● **Aim of the exercise**:
Update the items by replacing each "text-line" with "body-line", leaving everything else unchanged.

>> start

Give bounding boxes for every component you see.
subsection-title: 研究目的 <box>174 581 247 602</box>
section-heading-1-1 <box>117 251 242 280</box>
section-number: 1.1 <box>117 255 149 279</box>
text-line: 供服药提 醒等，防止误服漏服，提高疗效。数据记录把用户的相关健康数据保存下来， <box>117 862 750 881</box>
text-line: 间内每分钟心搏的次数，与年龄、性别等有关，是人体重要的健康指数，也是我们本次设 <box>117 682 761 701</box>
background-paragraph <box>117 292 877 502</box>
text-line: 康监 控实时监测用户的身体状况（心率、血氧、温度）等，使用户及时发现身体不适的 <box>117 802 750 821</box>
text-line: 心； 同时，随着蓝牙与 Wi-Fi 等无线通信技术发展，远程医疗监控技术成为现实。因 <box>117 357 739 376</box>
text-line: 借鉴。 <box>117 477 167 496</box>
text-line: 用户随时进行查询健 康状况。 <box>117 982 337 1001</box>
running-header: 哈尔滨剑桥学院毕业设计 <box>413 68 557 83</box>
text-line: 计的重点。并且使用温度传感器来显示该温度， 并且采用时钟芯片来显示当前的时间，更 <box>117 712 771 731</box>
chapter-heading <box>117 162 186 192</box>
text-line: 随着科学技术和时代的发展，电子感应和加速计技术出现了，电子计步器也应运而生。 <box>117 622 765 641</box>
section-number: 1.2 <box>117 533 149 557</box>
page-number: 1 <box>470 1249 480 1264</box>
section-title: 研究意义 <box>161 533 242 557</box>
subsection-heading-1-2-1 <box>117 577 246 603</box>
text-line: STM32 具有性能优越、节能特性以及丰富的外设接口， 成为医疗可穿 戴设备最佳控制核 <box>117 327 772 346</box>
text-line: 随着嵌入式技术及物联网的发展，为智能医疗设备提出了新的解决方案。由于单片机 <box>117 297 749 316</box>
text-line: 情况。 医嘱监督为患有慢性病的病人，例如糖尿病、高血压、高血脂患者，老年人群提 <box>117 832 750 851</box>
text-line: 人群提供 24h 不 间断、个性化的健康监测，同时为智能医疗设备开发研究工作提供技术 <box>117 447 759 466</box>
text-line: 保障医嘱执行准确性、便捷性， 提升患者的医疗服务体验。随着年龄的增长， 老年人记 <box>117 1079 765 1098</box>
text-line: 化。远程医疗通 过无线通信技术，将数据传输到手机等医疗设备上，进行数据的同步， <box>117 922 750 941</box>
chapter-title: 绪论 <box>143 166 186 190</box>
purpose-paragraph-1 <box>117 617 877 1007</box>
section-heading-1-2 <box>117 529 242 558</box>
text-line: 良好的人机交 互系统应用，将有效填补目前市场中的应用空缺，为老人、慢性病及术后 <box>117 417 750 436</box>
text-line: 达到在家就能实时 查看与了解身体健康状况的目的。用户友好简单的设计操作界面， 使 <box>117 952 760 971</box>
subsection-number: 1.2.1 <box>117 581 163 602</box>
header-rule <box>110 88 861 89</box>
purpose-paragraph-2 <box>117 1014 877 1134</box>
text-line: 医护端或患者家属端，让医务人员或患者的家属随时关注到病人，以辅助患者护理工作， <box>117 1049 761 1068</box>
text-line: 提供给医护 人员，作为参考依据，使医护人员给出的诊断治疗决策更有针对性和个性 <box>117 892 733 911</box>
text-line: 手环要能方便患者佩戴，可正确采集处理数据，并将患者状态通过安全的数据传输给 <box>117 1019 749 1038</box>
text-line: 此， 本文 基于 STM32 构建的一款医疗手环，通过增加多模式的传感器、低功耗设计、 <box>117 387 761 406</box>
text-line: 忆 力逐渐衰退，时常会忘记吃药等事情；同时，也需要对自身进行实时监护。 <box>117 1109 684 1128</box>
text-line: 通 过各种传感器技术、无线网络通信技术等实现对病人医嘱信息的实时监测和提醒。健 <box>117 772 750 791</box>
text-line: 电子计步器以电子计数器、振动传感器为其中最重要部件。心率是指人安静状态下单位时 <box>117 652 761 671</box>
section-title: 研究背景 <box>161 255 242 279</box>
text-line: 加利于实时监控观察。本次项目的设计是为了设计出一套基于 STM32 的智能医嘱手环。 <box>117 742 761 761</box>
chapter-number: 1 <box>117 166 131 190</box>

>> end

● **Answer to the exercise**:
Give bounding boxes for every component you see.
subsection-title: 研究目的 <box>174 581 247 602</box>
section-heading-1-1 <box>117 251 242 280</box>
section-number: 1.1 <box>117 255 149 279</box>
body-line: 供服药提 醒等，防止误服漏服，提高疗效。数据记录把用户的相关健康数据保存下来， <box>117 862 750 881</box>
body-line: 间内每分钟心搏的次数，与年龄、性别等有关，是人体重要的健康指数，也是我们本次设 <box>117 682 761 701</box>
background-paragraph <box>117 292 877 502</box>
body-line: 康监 控实时监测用户的身体状况（心率、血氧、温度）等，使用户及时发现身体不适的 <box>117 802 750 821</box>
body-line: 心； 同时，随着蓝牙与 Wi-Fi 等无线通信技术发展，远程医疗监控技术成为现实。因 <box>117 357 739 376</box>
body-line: 借鉴。 <box>117 477 167 496</box>
body-line: 用户随时进行查询健 康状况。 <box>117 982 337 1001</box>
running-header: 哈尔滨剑桥学院毕业设计 <box>413 68 557 83</box>
body-line: 计的重点。并且使用温度传感器来显示该温度， 并且采用时钟芯片来显示当前的时间，更 <box>117 712 771 731</box>
chapter-heading <box>117 162 186 192</box>
body-line: 随着科学技术和时代的发展，电子感应和加速计技术出现了，电子计步器也应运而生。 <box>117 622 765 641</box>
section-number: 1.2 <box>117 533 149 557</box>
page-number: 1 <box>470 1249 480 1264</box>
section-title: 研究意义 <box>161 533 242 557</box>
subsection-heading-1-2-1 <box>117 577 246 603</box>
body-line: STM32 具有性能优越、节能特性以及丰富的外设接口， 成为医疗可穿 戴设备最佳控制核 <box>117 327 772 346</box>
body-line: 随着嵌入式技术及物联网的发展，为智能医疗设备提出了新的解决方案。由于单片机 <box>117 297 749 316</box>
body-line: 情况。 医嘱监督为患有慢性病的病人，例如糖尿病、高血压、高血脂患者，老年人群提 <box>117 832 750 851</box>
body-line: 人群提供 24h 不 间断、个性化的健康监测，同时为智能医疗设备开发研究工作提供技术 <box>117 447 759 466</box>
body-line: 保障医嘱执行准确性、便捷性， 提升患者的医疗服务体验。随着年龄的增长， 老年人记 <box>117 1079 765 1098</box>
body-line: 化。远程医疗通 过无线通信技术，将数据传输到手机等医疗设备上，进行数据的同步， <box>117 922 750 941</box>
chapter-title: 绪论 <box>143 166 186 190</box>
purpose-paragraph-1 <box>117 617 877 1007</box>
section-heading-1-2 <box>117 529 242 558</box>
body-line: 良好的人机交 互系统应用，将有效填补目前市场中的应用空缺，为老人、慢性病及术后 <box>117 417 750 436</box>
body-line: 达到在家就能实时 查看与了解身体健康状况的目的。用户友好简单的设计操作界面， 使 <box>117 952 760 971</box>
subsection-number: 1.2.1 <box>117 581 163 602</box>
header-rule <box>110 88 861 89</box>
purpose-paragraph-2 <box>117 1014 877 1134</box>
body-line: 医护端或患者家属端，让医务人员或患者的家属随时关注到病人，以辅助患者护理工作， <box>117 1049 761 1068</box>
body-line: 提供给医护 人员，作为参考依据，使医护人员给出的诊断治疗决策更有针对性和个性 <box>117 892 733 911</box>
body-line: 手环要能方便患者佩戴，可正确采集处理数据，并将患者状态通过安全的数据传输给 <box>117 1019 749 1038</box>
body-line: 此， 本文 基于 STM32 构建的一款医疗手环，通过增加多模式的传感器、低功耗设计、 <box>117 387 761 406</box>
body-line: 忆 力逐渐衰退，时常会忘记吃药等事情；同时，也需要对自身进行实时监护。 <box>117 1109 684 1128</box>
body-line: 通 过各种传感器技术、无线网络通信技术等实现对病人医嘱信息的实时监测和提醒。健 <box>117 772 750 791</box>
body-line: 电子计步器以电子计数器、振动传感器为其中最重要部件。心率是指人安静状态下单位时 <box>117 652 761 671</box>
section-title: 研究背景 <box>161 255 242 279</box>
body-line: 加利于实时监控观察。本次项目的设计是为了设计出一套基于 STM32 的智能医嘱手环。 <box>117 742 761 761</box>
chapter-number: 1 <box>117 166 131 190</box>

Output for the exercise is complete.